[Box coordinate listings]
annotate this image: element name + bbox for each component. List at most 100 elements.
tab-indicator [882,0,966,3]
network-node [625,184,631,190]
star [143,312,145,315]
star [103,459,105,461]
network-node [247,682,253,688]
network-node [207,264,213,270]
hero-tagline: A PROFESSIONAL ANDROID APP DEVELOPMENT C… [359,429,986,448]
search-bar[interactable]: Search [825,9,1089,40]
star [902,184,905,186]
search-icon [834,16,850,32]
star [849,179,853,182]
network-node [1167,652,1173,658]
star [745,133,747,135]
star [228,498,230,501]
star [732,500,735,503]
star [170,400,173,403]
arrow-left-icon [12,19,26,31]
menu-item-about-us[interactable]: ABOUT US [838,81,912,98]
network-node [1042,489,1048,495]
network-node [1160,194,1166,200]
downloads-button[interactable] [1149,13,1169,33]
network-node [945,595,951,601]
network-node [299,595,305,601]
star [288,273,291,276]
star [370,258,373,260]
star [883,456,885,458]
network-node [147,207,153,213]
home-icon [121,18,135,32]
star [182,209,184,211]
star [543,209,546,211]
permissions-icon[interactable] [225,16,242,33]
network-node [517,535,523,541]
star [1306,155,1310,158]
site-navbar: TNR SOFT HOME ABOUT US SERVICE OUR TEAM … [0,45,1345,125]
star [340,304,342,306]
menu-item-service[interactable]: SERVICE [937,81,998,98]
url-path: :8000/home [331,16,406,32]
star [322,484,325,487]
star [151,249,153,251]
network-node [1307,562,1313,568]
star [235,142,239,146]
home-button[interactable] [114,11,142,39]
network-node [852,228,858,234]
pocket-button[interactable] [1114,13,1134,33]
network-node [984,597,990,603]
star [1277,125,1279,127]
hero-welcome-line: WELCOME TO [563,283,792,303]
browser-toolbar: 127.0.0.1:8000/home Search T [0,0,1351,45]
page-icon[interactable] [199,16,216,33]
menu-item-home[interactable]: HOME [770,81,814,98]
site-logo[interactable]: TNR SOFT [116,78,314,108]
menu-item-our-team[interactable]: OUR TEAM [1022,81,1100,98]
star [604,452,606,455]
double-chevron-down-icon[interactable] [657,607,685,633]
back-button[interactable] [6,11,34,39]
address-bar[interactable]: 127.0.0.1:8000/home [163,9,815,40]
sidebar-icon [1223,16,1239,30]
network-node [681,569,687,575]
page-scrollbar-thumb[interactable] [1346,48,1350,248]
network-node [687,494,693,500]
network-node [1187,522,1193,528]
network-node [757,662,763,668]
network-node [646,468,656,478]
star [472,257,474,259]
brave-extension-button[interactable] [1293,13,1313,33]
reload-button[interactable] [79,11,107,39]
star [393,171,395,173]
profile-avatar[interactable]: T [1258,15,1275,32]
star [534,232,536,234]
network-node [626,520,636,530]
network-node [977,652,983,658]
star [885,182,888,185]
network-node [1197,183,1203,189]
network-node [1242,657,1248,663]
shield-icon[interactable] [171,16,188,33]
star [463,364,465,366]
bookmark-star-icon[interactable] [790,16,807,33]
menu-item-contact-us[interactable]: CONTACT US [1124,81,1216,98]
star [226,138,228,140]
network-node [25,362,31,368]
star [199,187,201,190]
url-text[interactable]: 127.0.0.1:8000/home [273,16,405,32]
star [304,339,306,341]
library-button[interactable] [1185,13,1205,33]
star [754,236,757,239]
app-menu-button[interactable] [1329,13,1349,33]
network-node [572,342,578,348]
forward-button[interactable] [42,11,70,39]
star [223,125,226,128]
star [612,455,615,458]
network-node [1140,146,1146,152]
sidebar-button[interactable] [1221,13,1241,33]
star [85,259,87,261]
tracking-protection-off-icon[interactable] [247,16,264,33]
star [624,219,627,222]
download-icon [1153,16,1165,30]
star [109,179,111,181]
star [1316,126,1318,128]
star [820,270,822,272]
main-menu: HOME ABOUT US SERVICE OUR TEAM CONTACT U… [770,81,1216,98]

◆ To be done
Rewrite the items above, swapping every "network-node" for "graph-node" and keeping everything else the same.

◆ Correct answer
annotate this image: element name + bbox for each component. List at most 100 elements.
tab-indicator [882,0,966,3]
graph-node [625,184,631,190]
star [143,312,145,315]
star [103,459,105,461]
graph-node [247,682,253,688]
graph-node [207,264,213,270]
hero-tagline: A PROFESSIONAL ANDROID APP DEVELOPMENT C… [359,429,986,448]
search-bar[interactable]: Search [825,9,1089,40]
star [902,184,905,186]
search-icon [834,16,850,32]
star [849,179,853,182]
graph-node [1167,652,1173,658]
star [745,133,747,135]
star [228,498,230,501]
star [732,500,735,503]
star [170,400,173,403]
arrow-left-icon [12,19,26,31]
menu-item-about-us[interactable]: ABOUT US [838,81,912,98]
graph-node [1042,489,1048,495]
graph-node [1160,194,1166,200]
downloads-button[interactable] [1149,13,1169,33]
graph-node [945,595,951,601]
graph-node [299,595,305,601]
star [288,273,291,276]
star [370,258,373,260]
star [883,456,885,458]
graph-node [147,207,153,213]
home-icon [121,18,135,32]
star [182,209,184,211]
star [543,209,546,211]
permissions-icon[interactable] [225,16,242,33]
graph-node [517,535,523,541]
star [1306,155,1310,158]
site-navbar: TNR SOFT HOME ABOUT US SERVICE OUR TEAM … [0,45,1345,125]
star [340,304,342,306]
menu-item-service[interactable]: SERVICE [937,81,998,98]
url-path: :8000/home [331,16,406,32]
star [322,484,325,487]
star [151,249,153,251]
graph-node [1307,562,1313,568]
star [235,142,239,146]
home-button[interactable] [114,11,142,39]
graph-node [852,228,858,234]
pocket-button[interactable] [1114,13,1134,33]
graph-node [984,597,990,603]
star [1277,125,1279,127]
hero-welcome-line: WELCOME TO [563,283,792,303]
browser-toolbar: 127.0.0.1:8000/home Search T [0,0,1351,45]
page-icon[interactable] [199,16,216,33]
menu-item-home[interactable]: HOME [770,81,814,98]
site-logo[interactable]: TNR SOFT [116,78,314,108]
menu-item-our-team[interactable]: OUR TEAM [1022,81,1100,98]
star [604,452,606,455]
double-chevron-down-icon[interactable] [657,607,685,633]
back-button[interactable] [6,11,34,39]
address-bar[interactable]: 127.0.0.1:8000/home [163,9,815,40]
sidebar-icon [1223,16,1239,30]
graph-node [681,569,687,575]
page-scrollbar-thumb[interactable] [1346,48,1350,248]
graph-node [687,494,693,500]
graph-node [1187,522,1193,528]
graph-node [757,662,763,668]
graph-node [646,468,656,478]
star [472,257,474,259]
brave-extension-button[interactable] [1293,13,1313,33]
reload-button[interactable] [79,11,107,39]
star [393,171,395,173]
profile-avatar[interactable]: T [1258,15,1275,32]
star [534,232,536,234]
graph-node [626,520,636,530]
graph-node [977,652,983,658]
star [885,182,888,185]
graph-node [1197,183,1203,189]
graph-node [1242,657,1248,663]
shield-icon[interactable] [171,16,188,33]
star [463,364,465,366]
bookmark-star-icon[interactable] [790,16,807,33]
menu-item-contact-us[interactable]: CONTACT US [1124,81,1216,98]
star [226,138,228,140]
graph-node [25,362,31,368]
star [199,187,201,190]
url-text[interactable]: 127.0.0.1:8000/home [273,16,405,32]
star [304,339,306,341]
library-button[interactable] [1185,13,1205,33]
star [754,236,757,239]
app-menu-button[interactable] [1329,13,1349,33]
graph-node [572,342,578,348]
forward-button[interactable] [42,11,70,39]
star [223,125,226,128]
star [612,455,615,458]
graph-node [1140,146,1146,152]
sidebar-button[interactable] [1221,13,1241,33]
star [85,259,87,261]
tracking-protection-off-icon[interactable] [247,16,264,33]
star [624,219,627,222]
download-icon [1153,16,1165,30]
star [109,179,111,181]
star [1316,126,1318,128]
star [820,270,822,272]
main-menu: HOME ABOUT US SERVICE OUR TEAM CONTACT U… [770,81,1216,98]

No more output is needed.